→ **What this task involves**: In the listing below, find every line with the string "Ultimate" and pull it out.

→ **Supplied data**:
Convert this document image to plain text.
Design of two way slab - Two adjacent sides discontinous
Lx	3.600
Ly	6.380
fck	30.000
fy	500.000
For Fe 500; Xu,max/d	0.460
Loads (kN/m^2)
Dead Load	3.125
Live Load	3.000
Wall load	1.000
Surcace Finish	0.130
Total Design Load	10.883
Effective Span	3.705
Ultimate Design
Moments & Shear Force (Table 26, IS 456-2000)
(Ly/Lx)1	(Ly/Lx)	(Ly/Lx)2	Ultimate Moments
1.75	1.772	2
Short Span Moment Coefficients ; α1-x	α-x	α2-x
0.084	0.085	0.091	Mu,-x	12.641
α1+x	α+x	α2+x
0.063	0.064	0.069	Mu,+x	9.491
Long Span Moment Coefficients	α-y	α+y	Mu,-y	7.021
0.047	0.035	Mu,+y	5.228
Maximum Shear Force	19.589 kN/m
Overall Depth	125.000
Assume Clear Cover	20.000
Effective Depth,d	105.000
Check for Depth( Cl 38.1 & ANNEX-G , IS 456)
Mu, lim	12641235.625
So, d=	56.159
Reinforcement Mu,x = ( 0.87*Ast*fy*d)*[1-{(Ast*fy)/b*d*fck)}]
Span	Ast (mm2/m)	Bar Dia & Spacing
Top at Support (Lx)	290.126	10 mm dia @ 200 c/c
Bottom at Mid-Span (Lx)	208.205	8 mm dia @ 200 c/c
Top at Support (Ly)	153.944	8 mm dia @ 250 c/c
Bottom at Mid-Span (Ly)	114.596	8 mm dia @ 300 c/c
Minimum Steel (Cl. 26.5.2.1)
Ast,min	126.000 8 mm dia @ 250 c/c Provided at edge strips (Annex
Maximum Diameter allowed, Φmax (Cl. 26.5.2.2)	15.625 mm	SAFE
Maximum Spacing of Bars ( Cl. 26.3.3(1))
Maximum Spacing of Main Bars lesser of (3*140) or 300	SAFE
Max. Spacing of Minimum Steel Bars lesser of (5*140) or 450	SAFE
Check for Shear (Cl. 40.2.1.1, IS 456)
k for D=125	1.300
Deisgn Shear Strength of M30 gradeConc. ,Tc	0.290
==
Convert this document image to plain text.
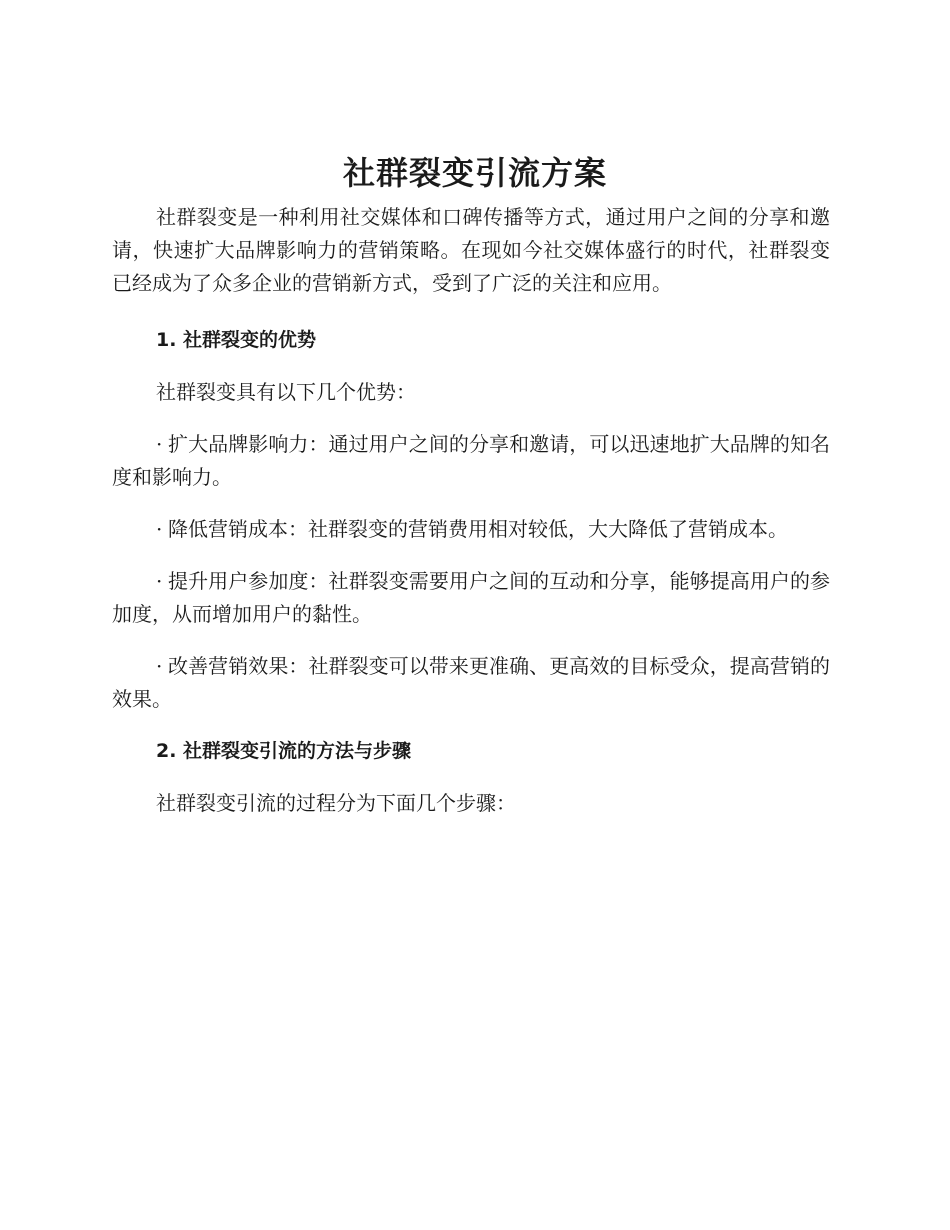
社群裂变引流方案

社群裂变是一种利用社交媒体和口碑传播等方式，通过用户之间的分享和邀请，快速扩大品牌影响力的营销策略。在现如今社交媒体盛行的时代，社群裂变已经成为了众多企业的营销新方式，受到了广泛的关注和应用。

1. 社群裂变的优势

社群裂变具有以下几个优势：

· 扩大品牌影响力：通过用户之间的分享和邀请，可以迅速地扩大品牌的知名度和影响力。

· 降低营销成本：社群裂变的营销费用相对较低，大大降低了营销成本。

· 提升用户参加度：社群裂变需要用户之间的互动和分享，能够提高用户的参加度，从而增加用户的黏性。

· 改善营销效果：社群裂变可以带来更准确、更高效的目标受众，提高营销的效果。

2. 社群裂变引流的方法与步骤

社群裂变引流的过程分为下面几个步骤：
==
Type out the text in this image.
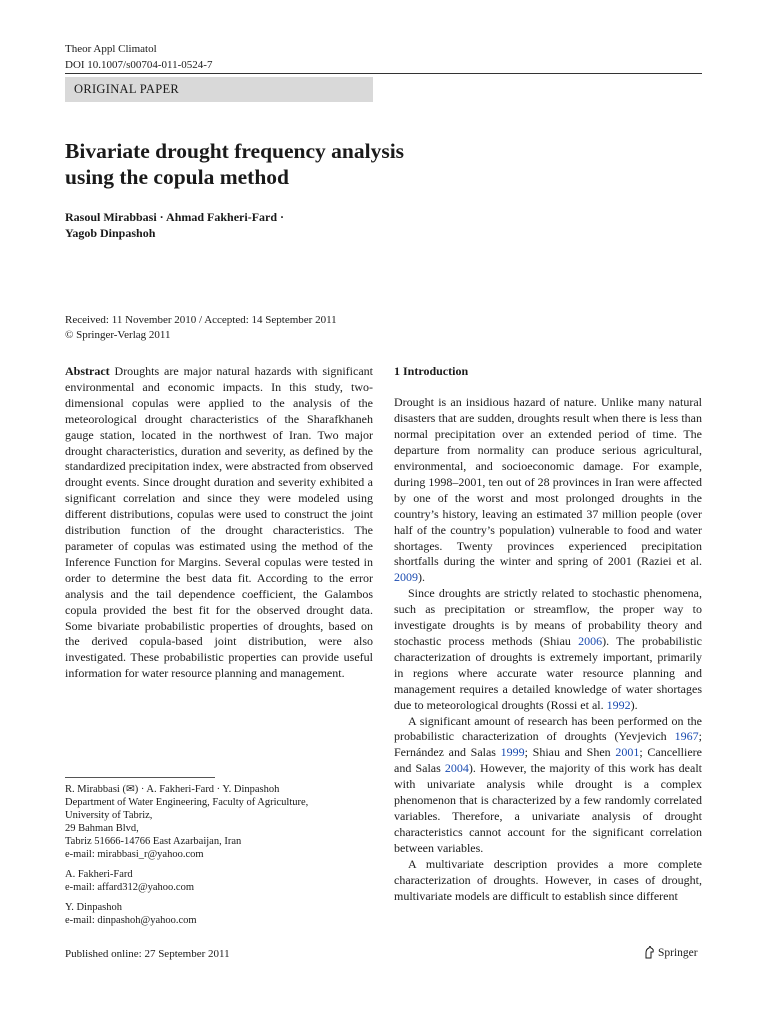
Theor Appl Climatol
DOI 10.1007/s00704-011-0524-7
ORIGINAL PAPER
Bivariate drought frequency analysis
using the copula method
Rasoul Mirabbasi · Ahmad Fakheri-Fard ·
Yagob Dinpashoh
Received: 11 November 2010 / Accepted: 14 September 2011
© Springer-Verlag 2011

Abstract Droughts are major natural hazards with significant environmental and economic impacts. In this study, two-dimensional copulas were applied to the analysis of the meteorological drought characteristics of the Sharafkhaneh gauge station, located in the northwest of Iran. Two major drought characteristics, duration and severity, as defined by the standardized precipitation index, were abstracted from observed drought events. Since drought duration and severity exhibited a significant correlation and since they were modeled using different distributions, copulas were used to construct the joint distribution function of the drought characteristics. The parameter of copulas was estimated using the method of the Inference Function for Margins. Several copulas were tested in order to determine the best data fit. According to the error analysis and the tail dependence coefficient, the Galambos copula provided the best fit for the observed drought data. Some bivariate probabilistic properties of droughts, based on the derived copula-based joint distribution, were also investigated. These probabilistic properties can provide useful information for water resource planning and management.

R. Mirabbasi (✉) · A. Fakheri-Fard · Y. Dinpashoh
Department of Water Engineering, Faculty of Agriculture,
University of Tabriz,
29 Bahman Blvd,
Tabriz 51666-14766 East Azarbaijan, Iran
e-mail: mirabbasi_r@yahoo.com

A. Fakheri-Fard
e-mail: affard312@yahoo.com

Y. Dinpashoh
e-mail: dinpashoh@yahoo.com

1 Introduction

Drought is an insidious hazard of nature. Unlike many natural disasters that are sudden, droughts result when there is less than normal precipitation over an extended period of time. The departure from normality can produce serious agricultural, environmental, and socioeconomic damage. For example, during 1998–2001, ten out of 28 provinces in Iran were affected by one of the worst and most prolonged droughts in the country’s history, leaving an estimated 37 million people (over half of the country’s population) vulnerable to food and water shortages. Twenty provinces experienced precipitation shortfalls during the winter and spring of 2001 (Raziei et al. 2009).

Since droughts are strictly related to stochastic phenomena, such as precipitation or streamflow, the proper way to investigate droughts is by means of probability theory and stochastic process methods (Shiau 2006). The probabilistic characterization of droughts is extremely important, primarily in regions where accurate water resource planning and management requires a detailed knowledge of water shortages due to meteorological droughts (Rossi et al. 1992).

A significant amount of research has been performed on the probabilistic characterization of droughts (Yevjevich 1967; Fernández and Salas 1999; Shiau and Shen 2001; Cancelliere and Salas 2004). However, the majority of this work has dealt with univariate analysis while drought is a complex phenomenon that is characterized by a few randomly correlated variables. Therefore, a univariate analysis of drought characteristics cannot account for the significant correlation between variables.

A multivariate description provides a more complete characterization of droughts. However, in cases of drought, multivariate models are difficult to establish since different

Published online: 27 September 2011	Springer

→ **The result**:
Ultimate Design
(Ly/Lx)1	(Ly/Lx)	(Ly/Lx)2	Ultimate Moments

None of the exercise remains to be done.